▸ **What is asked**: With the pictures left out, copy the listing below exactly.

▸ **Stored records**:
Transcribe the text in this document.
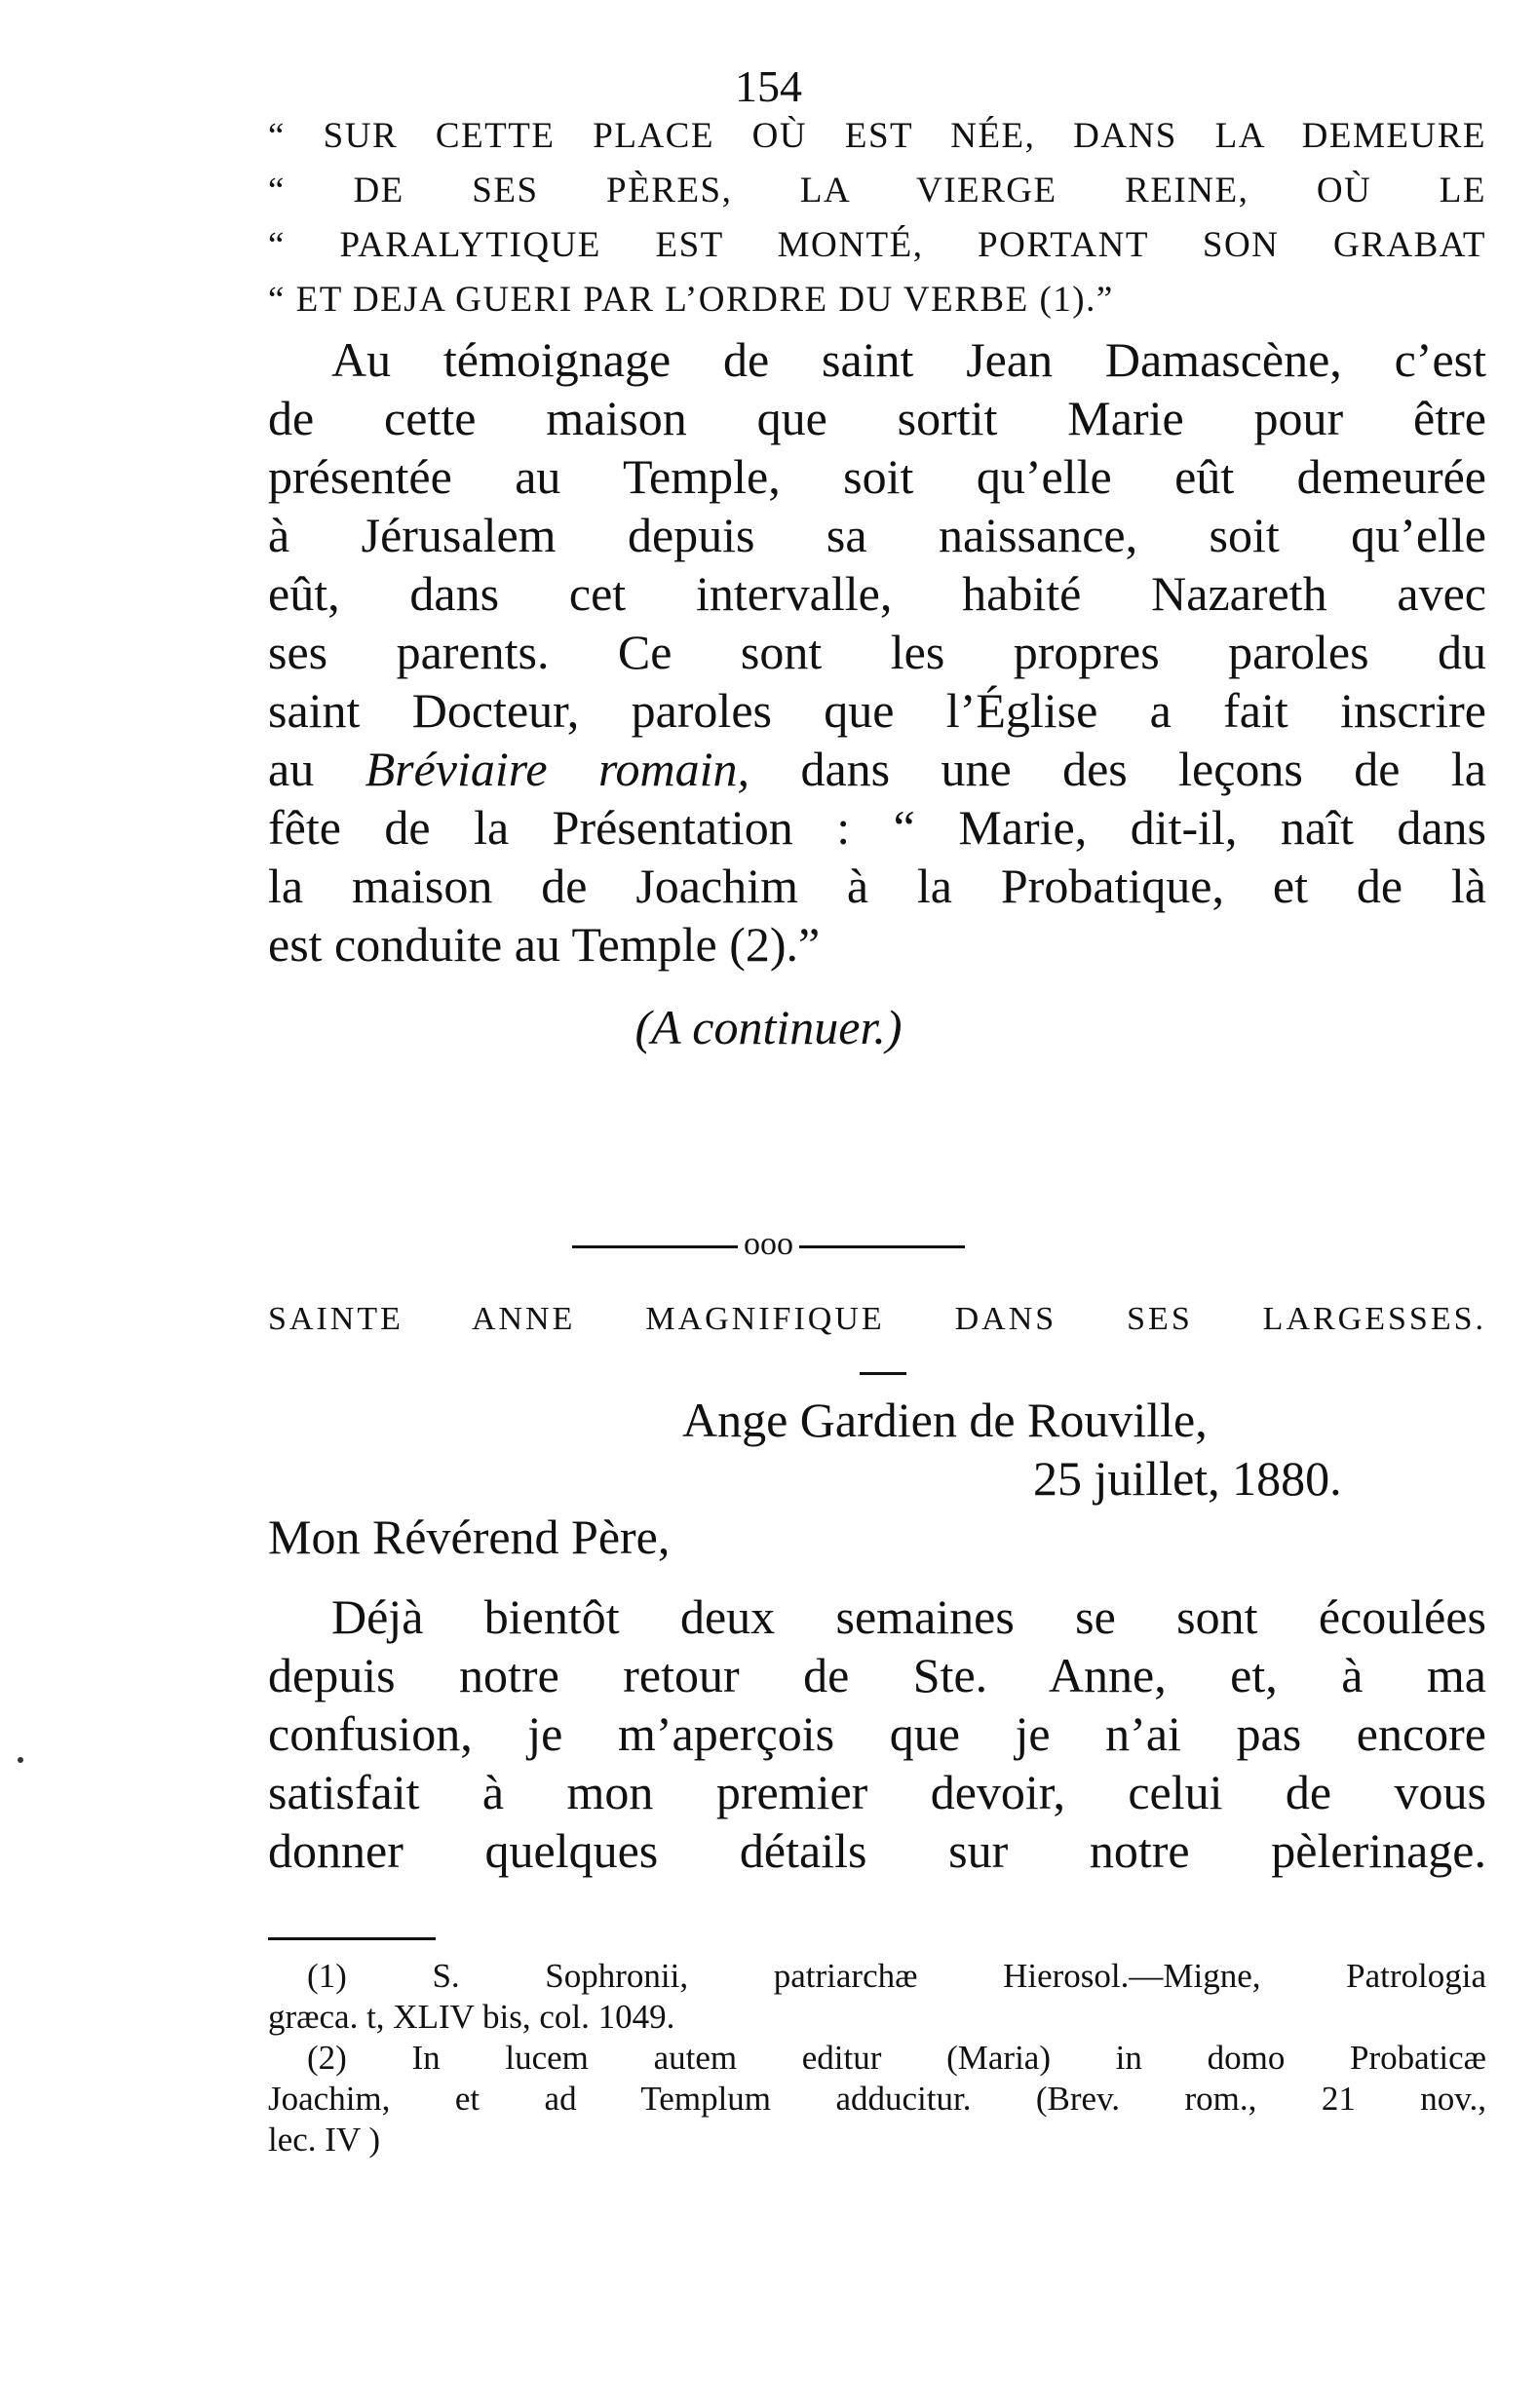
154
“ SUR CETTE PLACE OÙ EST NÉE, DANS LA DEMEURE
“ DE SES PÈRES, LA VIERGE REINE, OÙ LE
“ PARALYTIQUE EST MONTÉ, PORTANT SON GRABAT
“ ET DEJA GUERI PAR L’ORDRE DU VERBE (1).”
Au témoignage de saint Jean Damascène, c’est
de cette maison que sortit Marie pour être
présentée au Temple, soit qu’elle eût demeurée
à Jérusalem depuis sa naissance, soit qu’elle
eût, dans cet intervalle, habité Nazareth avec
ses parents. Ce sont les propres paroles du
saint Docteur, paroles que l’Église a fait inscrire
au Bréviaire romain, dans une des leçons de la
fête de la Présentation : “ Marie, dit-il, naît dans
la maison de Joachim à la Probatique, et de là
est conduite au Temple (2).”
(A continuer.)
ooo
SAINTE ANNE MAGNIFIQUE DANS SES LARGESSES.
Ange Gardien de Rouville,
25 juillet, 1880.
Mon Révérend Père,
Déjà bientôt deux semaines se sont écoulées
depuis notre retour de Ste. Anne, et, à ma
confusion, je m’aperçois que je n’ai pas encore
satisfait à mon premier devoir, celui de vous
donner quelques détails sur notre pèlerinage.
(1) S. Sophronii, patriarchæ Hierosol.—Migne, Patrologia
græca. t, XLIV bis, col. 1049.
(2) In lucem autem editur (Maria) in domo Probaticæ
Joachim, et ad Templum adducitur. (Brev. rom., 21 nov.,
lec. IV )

▸ **Completed task**:
Transcribe the text in this document.
154
“ SUR CETTE PLACE OÙ EST NÉE, DANS LA DEMEURE
“ DE SES PÈRES, LA VIERGE REINE, OÙ LE
“ PARALYTIQUE EST MONTÉ, PORTANT SON GRABAT
“ ET DEJA GUERI PAR L’ORDRE DU VERBE (1).”
Au témoignage de saint Jean Damascène, c’est
de cette maison que sortit Marie pour être
présentée au Temple, soit qu’elle eût demeurée
à Jérusalem depuis sa naissance, soit qu’elle
eût, dans cet intervalle, habité Nazareth avec
ses parents. Ce sont les propres paroles du
saint Docteur, paroles que l’Église a fait inscrire
au Bréviaire romain, dans une des leçons de la
fête de la Présentation : “ Marie, dit-il, naît dans
la maison de Joachim à la Probatique, et de là
est conduite au Temple (2).”
(A continuer.)
ooo
SAINTE ANNE MAGNIFIQUE DANS SES LARGESSES.
Ange Gardien de Rouville,
25 juillet, 1880.
Mon Révérend Père,
Déjà bientôt deux semaines se sont écoulées
depuis notre retour de Ste. Anne, et, à ma
confusion, je m’aperçois que je n’ai pas encore
satisfait à mon premier devoir, celui de vous
donner quelques détails sur notre pèlerinage.
(1) S. Sophronii, patriarchæ Hierosol.—Migne, Patrologia
græca. t, XLIV bis, col. 1049.
(2) In lucem autem editur (Maria) in domo Probaticæ
Joachim, et ad Templum adducitur. (Brev. rom., 21 nov.,
lec. IV )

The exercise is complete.